**What you have to do**
Gather from the listing below each line that includes the word "volume", and copy it.

**Records for this exercise**
━━━━━━━━━━
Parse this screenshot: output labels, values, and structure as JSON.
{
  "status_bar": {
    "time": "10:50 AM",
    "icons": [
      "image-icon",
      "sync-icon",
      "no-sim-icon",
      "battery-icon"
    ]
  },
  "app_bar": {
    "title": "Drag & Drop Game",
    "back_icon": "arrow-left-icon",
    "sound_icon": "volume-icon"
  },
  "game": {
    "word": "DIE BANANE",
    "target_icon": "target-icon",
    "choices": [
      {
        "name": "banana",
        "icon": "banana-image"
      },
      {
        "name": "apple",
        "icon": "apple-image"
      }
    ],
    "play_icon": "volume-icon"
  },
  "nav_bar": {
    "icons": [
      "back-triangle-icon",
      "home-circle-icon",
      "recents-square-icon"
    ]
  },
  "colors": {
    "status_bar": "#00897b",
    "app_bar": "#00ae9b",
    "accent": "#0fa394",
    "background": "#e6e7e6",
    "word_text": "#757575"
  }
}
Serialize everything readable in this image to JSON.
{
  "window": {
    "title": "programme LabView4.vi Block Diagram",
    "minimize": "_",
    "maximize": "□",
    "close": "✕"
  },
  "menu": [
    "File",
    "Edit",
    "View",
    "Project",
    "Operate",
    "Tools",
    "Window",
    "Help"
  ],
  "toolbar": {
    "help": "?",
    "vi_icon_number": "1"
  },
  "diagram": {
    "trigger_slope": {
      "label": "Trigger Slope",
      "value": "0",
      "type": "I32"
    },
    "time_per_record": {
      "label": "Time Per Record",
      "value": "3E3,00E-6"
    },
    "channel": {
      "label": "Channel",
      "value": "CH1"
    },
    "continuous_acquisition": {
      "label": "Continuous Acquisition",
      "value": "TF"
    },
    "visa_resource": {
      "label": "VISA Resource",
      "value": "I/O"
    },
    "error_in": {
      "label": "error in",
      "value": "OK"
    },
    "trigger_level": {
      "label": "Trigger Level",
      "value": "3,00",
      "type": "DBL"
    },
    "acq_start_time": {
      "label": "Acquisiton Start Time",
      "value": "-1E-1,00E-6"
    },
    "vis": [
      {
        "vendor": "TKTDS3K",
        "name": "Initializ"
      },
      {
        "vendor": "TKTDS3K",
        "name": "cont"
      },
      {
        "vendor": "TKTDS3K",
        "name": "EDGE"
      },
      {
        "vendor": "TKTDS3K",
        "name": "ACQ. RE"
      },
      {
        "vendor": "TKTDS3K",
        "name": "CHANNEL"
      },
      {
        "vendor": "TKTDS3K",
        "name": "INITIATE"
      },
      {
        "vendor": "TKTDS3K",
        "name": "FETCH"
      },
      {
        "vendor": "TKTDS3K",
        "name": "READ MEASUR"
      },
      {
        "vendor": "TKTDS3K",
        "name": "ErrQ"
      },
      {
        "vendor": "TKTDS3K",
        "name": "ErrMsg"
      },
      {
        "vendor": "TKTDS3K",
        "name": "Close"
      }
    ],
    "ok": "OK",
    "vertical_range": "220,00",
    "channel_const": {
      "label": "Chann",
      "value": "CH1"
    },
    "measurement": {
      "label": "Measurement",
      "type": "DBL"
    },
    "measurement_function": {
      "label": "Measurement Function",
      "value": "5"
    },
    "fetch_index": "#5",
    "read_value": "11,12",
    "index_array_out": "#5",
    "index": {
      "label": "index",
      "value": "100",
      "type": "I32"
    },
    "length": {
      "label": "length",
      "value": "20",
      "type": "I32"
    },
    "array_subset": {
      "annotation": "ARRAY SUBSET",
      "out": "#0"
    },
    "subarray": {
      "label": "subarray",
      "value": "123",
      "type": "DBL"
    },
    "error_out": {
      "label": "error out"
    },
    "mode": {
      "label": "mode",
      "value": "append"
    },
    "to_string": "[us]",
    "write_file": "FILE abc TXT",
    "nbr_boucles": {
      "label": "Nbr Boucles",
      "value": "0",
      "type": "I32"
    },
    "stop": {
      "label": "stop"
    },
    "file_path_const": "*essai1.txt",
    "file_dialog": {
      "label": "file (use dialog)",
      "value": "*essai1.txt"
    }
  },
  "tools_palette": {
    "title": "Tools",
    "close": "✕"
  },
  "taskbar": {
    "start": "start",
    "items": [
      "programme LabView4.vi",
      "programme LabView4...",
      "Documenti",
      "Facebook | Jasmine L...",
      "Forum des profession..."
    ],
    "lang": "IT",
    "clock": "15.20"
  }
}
━━━━━━━━━━
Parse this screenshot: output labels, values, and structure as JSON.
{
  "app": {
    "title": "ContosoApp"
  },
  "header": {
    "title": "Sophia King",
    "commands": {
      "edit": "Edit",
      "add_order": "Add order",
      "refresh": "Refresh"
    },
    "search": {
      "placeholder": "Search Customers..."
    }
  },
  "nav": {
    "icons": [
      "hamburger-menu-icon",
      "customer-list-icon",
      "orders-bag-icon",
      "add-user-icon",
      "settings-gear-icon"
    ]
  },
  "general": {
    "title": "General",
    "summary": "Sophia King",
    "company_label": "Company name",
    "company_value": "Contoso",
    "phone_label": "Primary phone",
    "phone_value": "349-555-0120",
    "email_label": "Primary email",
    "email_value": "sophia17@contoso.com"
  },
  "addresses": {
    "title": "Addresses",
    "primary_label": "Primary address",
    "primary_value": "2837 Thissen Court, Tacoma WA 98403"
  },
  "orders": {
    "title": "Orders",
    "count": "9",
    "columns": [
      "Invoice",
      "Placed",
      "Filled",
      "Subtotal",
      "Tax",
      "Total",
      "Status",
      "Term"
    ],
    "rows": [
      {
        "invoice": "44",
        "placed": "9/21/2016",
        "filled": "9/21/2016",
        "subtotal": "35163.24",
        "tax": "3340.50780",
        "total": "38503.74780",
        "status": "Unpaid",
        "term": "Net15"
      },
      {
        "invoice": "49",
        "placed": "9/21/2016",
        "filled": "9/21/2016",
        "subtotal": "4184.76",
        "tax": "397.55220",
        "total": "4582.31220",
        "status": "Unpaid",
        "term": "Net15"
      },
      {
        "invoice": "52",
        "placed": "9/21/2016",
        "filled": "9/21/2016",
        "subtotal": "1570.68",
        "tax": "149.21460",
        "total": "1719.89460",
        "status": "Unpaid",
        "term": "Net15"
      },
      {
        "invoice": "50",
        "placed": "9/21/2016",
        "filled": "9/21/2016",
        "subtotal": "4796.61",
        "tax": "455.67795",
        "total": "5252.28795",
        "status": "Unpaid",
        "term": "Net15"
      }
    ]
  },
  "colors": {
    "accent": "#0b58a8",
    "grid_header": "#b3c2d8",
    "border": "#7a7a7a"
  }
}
━━━━━━━━━━
**Result**
    "sound_icon": "volume-icon"
    "play_icon": "volume-icon"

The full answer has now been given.